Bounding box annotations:
= = = =
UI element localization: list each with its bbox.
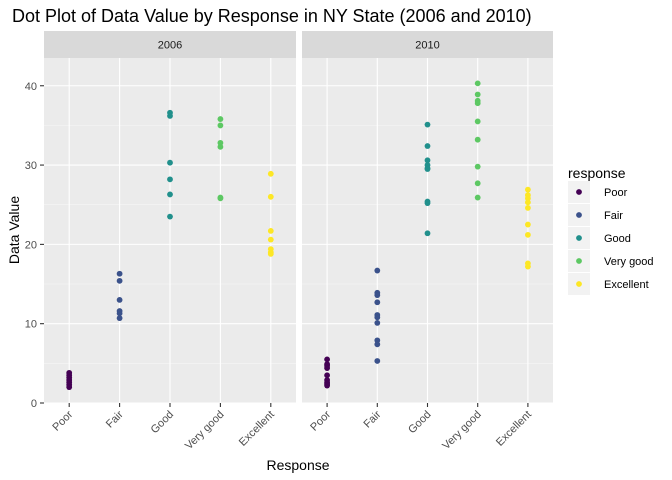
data-point-good (167, 213, 173, 220)
x-axis-title: Response (266, 457, 329, 473)
data-point-good (424, 230, 431, 237)
legend-label: Very good (604, 256, 654, 268)
data-point-fair (374, 299, 381, 306)
legend-title: response (568, 165, 626, 181)
data-point-very-good (217, 195, 224, 202)
data-point-poor (324, 382, 330, 389)
data-point-very-good (474, 163, 481, 170)
x-tick-label: Very good (440, 409, 484, 453)
x-tick-label: Fair (362, 408, 384, 430)
x-tick-label: Fair (104, 408, 126, 430)
data-point-poor (324, 365, 330, 372)
data-point-very-good (217, 143, 224, 150)
data-point-fair (374, 358, 381, 364)
data-point-good (167, 176, 173, 183)
y-axis-title: Data Value (6, 196, 22, 264)
x-tick-label: Excellent (494, 409, 534, 449)
y-axis: 0 10 20 30 40 (25, 81, 44, 410)
data-point-fair (374, 319, 381, 326)
data-point-fair (374, 267, 381, 274)
legend-key-excellent (576, 281, 582, 287)
x-tick-label: Very good (183, 409, 227, 453)
data-point-good (424, 121, 431, 128)
data-point-fair (116, 315, 123, 322)
facet-label-2010: 2010 (415, 40, 439, 52)
legend-label: Fair (604, 210, 623, 222)
data-points (66, 80, 531, 391)
data-point-excellent (525, 199, 531, 206)
x-axis: Poor Fair Good Very good Excellent Poor Fair Go… (50, 403, 534, 452)
data-point-excellent (267, 227, 274, 234)
data-point-fair (374, 341, 381, 348)
legend-label: Good (604, 233, 631, 245)
legend-key-poor (576, 189, 582, 195)
y-tick-label: 20 (25, 239, 37, 251)
y-tick-label: 40 (25, 81, 37, 93)
data-point-poor (66, 384, 73, 391)
facet-label-2006: 2006 (158, 40, 182, 52)
data-point-very-good (474, 100, 481, 107)
data-point-excellent (525, 186, 531, 193)
chart-title: Dot Plot of Data Value by Response in NY… (12, 6, 532, 26)
data-point-very-good (474, 136, 481, 143)
x-tick-label: Poor (308, 408, 333, 433)
data-point-good (424, 166, 431, 172)
legend-key-fair (576, 212, 582, 218)
data-point-good (424, 200, 431, 207)
data-point-excellent (267, 250, 274, 257)
y-tick-label: 30 (25, 160, 37, 172)
data-point-very-good (217, 139, 224, 146)
data-point-very-good (217, 122, 224, 129)
data-point-excellent (525, 231, 531, 238)
y-tick-label: 10 (25, 319, 37, 331)
data-point-poor (324, 356, 330, 363)
data-point-very-good (474, 80, 481, 87)
data-point-fair (116, 310, 123, 317)
data-point-excellent (267, 193, 274, 200)
data-point-good (424, 157, 431, 164)
data-point-good (167, 159, 173, 166)
data-point-good (424, 143, 431, 149)
data-point-very-good (217, 116, 224, 122)
data-point-excellent (267, 170, 274, 177)
legend: response Poor Fair Good Very good Excellent (568, 165, 654, 295)
data-point-excellent (267, 236, 274, 243)
facet-strip-2006 (44, 31, 296, 58)
data-point-good (167, 191, 173, 198)
data-point-very-good (474, 118, 481, 125)
data-point-fair (116, 296, 123, 303)
data-point-excellent (525, 263, 531, 270)
legend-key-very-good (576, 258, 582, 264)
data-point-fair (116, 270, 123, 277)
data-point-very-good (474, 180, 481, 187)
data-point-fair (374, 337, 381, 344)
data-point-very-good (474, 194, 481, 201)
facet-strip-2010 (302, 31, 553, 58)
data-point-excellent (525, 195, 531, 202)
data-point-excellent (525, 204, 531, 211)
legend-key-good (576, 235, 582, 241)
x-tick-label: Excellent (237, 409, 277, 449)
data-point-excellent (525, 221, 531, 228)
data-point-very-good (474, 91, 481, 98)
data-point-fair (374, 292, 381, 299)
x-tick-label: Good (406, 409, 434, 437)
x-tick-label: Good (149, 409, 177, 437)
x-tick-label: Poor (50, 408, 75, 433)
legend-label: Excellent (604, 279, 649, 291)
legend-label: Poor (604, 187, 628, 199)
y-tick-label: 0 (31, 398, 37, 410)
data-point-good (167, 112, 173, 119)
data-point-fair (374, 314, 381, 321)
data-point-fair (116, 277, 123, 284)
data-point-poor (324, 372, 330, 379)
= = = =
=== What to do ===
Rewrite every entry above, changing each "x-tick-label" to "x-axis-tick-label" and keeping all else unchanged. Omit the pictures from the answer.

=== Expected answer ===
UI element localization: list each with its bbox.
data-point-good (167, 213, 173, 220)
x-axis-title: Response (266, 457, 329, 473)
data-point-good (424, 230, 431, 237)
legend-label: Very good (604, 256, 654, 268)
data-point-fair (374, 299, 381, 306)
legend-title: response (568, 165, 626, 181)
data-point-very-good (217, 195, 224, 202)
data-point-poor (324, 382, 330, 389)
data-point-very-good (474, 163, 481, 170)
x-axis-tick-label: Very good (440, 409, 484, 453)
x-axis-tick-label: Fair (362, 408, 384, 430)
x-axis-tick-label: Fair (104, 408, 126, 430)
data-point-poor (324, 365, 330, 372)
data-point-very-good (217, 143, 224, 150)
data-point-fair (374, 358, 381, 364)
data-point-good (167, 176, 173, 183)
y-axis-title: Data Value (6, 196, 22, 264)
x-axis-tick-label: Excellent (494, 409, 534, 449)
y-axis: 0 10 20 30 40 (25, 81, 44, 410)
data-point-fair (374, 319, 381, 326)
data-point-fair (374, 267, 381, 274)
legend-key-excellent (576, 281, 582, 287)
x-axis-tick-label: Very good (183, 409, 227, 453)
data-point-good (424, 121, 431, 128)
data-point-fair (116, 315, 123, 322)
facet-label-2010: 2010 (415, 40, 439, 52)
legend-label: Fair (604, 210, 623, 222)
data-points (66, 80, 531, 391)
data-point-excellent (525, 199, 531, 206)
x-axis: Poor Fair Good Very good Excellent Poor Fair Go… (50, 403, 534, 452)
data-point-excellent (267, 227, 274, 234)
data-point-fair (374, 341, 381, 348)
legend-label: Good (604, 233, 631, 245)
legend-key-poor (576, 189, 582, 195)
y-tick-label: 20 (25, 239, 37, 251)
y-tick-label: 40 (25, 81, 37, 93)
data-point-poor (66, 384, 73, 391)
facet-label-2006: 2006 (158, 40, 182, 52)
data-point-very-good (474, 100, 481, 107)
data-point-excellent (525, 186, 531, 193)
chart-title: Dot Plot of Data Value by Response in NY… (12, 6, 532, 26)
data-point-very-good (474, 136, 481, 143)
x-axis-tick-label: Poor (308, 408, 333, 433)
data-point-good (424, 166, 431, 172)
legend-key-fair (576, 212, 582, 218)
data-point-good (424, 200, 431, 207)
data-point-excellent (267, 250, 274, 257)
y-tick-label: 30 (25, 160, 37, 172)
data-point-very-good (217, 139, 224, 146)
data-point-very-good (217, 122, 224, 129)
data-point-excellent (525, 231, 531, 238)
y-tick-label: 10 (25, 319, 37, 331)
data-point-poor (324, 356, 330, 363)
data-point-very-good (474, 80, 481, 87)
data-point-fair (116, 310, 123, 317)
data-point-excellent (267, 193, 274, 200)
data-point-good (424, 157, 431, 164)
data-point-good (167, 159, 173, 166)
data-point-good (424, 143, 431, 149)
data-point-very-good (217, 116, 224, 122)
data-point-excellent (267, 170, 274, 177)
legend: response Poor Fair Good Very good Excellent (568, 165, 654, 295)
data-point-excellent (267, 236, 274, 243)
facet-strip-2006 (44, 31, 296, 58)
data-point-good (167, 191, 173, 198)
data-point-very-good (474, 118, 481, 125)
data-point-fair (116, 296, 123, 303)
data-point-excellent (525, 263, 531, 270)
legend-key-very-good (576, 258, 582, 264)
data-point-fair (116, 270, 123, 277)
data-point-very-good (474, 180, 481, 187)
data-point-fair (374, 337, 381, 344)
data-point-very-good (474, 194, 481, 201)
facet-strip-2010 (302, 31, 553, 58)
data-point-excellent (525, 195, 531, 202)
data-point-excellent (525, 204, 531, 211)
legend-key-good (576, 235, 582, 241)
x-axis-tick-label: Excellent (237, 409, 277, 449)
data-point-excellent (525, 221, 531, 228)
data-point-very-good (474, 91, 481, 98)
data-point-fair (374, 292, 381, 299)
x-axis-tick-label: Good (406, 409, 434, 437)
x-axis-tick-label: Good (149, 409, 177, 437)
x-axis-tick-label: Poor (50, 408, 75, 433)
legend-label: Excellent (604, 279, 649, 291)
legend-label: Poor (604, 187, 628, 199)
y-tick-label: 0 (31, 398, 37, 410)
data-point-good (167, 112, 173, 119)
data-point-fair (374, 314, 381, 321)
data-point-fair (116, 277, 123, 284)
data-point-poor (324, 372, 330, 379)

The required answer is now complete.